Listing –
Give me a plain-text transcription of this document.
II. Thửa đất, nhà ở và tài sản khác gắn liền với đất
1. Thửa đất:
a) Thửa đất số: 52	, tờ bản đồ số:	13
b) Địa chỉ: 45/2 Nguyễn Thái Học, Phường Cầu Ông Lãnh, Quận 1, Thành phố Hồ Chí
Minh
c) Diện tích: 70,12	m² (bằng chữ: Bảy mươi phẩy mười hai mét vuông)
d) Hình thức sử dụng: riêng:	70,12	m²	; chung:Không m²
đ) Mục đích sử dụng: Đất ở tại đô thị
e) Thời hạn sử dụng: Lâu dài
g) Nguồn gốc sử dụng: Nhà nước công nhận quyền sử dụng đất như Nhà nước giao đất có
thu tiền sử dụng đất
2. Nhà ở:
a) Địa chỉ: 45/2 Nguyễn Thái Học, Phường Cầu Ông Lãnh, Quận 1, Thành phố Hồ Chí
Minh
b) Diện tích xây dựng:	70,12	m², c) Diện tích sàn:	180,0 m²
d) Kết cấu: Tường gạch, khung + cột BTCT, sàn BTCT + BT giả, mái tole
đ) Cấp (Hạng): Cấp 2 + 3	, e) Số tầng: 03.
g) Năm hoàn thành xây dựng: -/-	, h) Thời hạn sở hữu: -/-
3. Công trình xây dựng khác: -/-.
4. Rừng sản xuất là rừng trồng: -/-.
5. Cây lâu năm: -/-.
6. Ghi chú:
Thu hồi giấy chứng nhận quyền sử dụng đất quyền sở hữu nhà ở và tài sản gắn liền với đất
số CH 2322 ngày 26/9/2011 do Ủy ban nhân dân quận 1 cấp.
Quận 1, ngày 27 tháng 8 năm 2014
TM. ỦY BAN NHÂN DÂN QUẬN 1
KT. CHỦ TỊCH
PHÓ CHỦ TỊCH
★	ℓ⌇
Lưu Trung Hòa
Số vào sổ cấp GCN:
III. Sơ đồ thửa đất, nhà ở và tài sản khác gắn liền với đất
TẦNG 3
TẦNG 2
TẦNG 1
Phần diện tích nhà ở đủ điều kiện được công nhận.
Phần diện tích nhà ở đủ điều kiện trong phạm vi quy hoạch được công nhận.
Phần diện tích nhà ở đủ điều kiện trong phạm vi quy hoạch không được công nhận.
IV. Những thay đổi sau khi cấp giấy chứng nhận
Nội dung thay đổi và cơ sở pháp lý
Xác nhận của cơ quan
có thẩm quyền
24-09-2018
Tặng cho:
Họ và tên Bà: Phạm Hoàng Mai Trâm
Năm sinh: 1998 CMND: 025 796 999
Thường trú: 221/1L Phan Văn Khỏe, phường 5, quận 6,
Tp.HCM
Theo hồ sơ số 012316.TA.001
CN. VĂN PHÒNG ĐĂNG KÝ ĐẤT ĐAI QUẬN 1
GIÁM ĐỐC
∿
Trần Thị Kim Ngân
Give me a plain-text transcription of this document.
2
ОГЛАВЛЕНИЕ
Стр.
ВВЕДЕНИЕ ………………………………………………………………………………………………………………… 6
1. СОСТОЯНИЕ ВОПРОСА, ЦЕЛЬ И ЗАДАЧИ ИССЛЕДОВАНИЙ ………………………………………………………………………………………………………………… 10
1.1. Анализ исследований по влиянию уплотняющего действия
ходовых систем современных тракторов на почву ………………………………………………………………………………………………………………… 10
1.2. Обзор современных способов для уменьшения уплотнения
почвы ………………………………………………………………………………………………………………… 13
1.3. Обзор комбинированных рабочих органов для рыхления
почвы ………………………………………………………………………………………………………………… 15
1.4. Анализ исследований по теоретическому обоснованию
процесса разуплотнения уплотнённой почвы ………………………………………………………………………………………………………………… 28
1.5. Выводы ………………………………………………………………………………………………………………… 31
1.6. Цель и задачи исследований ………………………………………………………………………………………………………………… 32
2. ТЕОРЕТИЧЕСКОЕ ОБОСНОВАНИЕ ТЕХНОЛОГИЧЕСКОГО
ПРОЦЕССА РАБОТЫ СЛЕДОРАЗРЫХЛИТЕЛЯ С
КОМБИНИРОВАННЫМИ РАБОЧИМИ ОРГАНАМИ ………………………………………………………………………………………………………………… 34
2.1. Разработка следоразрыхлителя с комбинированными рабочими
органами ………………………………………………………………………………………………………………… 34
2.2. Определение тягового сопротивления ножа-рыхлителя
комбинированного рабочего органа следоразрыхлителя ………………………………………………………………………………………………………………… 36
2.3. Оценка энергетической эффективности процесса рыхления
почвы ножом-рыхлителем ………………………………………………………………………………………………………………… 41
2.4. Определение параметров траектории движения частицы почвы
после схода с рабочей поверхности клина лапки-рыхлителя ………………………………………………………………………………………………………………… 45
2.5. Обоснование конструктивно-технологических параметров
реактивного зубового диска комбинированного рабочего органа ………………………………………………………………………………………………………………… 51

The exercise –
Scan the data for the word "liền" and copy every line where it shows up.

Task result –
II. Thửa đất, nhà ở và tài sản khác gắn liền với đất
Thu hồi giấy chứng nhận quyền sử dụng đất quyền sở hữu nhà ở và tài sản gắn liền với đất
III. Sơ đồ thửa đất, nhà ở và tài sản khác gắn liền với đất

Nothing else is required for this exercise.